-- START OF Dataset entries --

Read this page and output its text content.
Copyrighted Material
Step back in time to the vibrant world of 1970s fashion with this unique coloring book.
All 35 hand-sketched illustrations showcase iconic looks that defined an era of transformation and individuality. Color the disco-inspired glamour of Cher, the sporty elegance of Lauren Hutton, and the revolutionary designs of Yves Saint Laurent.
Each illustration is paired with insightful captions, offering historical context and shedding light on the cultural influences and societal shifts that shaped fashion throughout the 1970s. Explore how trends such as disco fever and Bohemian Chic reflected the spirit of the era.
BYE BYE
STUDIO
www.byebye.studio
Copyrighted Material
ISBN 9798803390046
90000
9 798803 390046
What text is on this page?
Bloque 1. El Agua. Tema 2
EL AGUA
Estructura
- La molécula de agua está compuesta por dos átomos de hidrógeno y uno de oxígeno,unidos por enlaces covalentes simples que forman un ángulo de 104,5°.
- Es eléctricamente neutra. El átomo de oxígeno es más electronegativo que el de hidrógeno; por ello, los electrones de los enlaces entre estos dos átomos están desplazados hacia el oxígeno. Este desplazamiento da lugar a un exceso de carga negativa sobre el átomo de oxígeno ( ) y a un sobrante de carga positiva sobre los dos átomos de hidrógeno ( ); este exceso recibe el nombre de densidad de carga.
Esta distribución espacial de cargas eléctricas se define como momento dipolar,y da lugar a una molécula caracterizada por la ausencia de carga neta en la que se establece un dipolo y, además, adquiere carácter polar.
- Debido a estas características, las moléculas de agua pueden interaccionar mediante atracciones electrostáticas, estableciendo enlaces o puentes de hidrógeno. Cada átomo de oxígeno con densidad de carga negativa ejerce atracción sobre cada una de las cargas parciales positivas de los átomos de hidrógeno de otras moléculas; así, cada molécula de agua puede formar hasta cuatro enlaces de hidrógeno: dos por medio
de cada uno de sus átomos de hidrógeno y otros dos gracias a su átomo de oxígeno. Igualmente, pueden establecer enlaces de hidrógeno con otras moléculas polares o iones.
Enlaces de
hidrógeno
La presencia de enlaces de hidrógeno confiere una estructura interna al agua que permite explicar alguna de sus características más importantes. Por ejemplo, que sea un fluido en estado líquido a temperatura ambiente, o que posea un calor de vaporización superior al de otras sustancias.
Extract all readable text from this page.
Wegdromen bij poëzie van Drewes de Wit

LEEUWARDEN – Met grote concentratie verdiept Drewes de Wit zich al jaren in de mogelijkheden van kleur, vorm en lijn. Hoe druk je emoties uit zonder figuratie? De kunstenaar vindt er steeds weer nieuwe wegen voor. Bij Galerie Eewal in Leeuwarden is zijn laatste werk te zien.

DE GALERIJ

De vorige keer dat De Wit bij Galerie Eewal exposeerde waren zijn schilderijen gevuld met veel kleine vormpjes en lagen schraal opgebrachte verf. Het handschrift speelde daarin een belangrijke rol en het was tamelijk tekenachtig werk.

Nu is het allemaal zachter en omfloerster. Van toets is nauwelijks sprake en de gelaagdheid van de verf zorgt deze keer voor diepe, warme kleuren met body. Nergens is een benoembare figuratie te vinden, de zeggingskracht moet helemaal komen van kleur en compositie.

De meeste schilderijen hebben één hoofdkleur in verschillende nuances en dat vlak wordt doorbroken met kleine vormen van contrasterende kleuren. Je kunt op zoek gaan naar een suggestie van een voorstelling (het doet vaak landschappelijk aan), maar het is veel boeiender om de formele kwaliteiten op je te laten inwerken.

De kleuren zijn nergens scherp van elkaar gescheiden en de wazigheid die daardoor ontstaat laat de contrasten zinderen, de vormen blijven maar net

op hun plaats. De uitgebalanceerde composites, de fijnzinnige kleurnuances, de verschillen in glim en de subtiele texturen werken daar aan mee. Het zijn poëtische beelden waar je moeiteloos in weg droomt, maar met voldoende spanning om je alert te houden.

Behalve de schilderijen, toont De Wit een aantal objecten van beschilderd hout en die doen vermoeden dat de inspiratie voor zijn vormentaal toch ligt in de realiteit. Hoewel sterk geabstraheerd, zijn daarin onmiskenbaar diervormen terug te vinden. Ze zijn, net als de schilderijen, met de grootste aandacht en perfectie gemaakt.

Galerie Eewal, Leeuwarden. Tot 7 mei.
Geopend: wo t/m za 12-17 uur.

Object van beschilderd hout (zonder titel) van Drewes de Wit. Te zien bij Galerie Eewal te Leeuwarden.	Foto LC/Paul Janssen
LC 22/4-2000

-- END OF Dataset entries --

Look back over the material above and state how many lines hold the word "veel". Write the number and nothing else.

2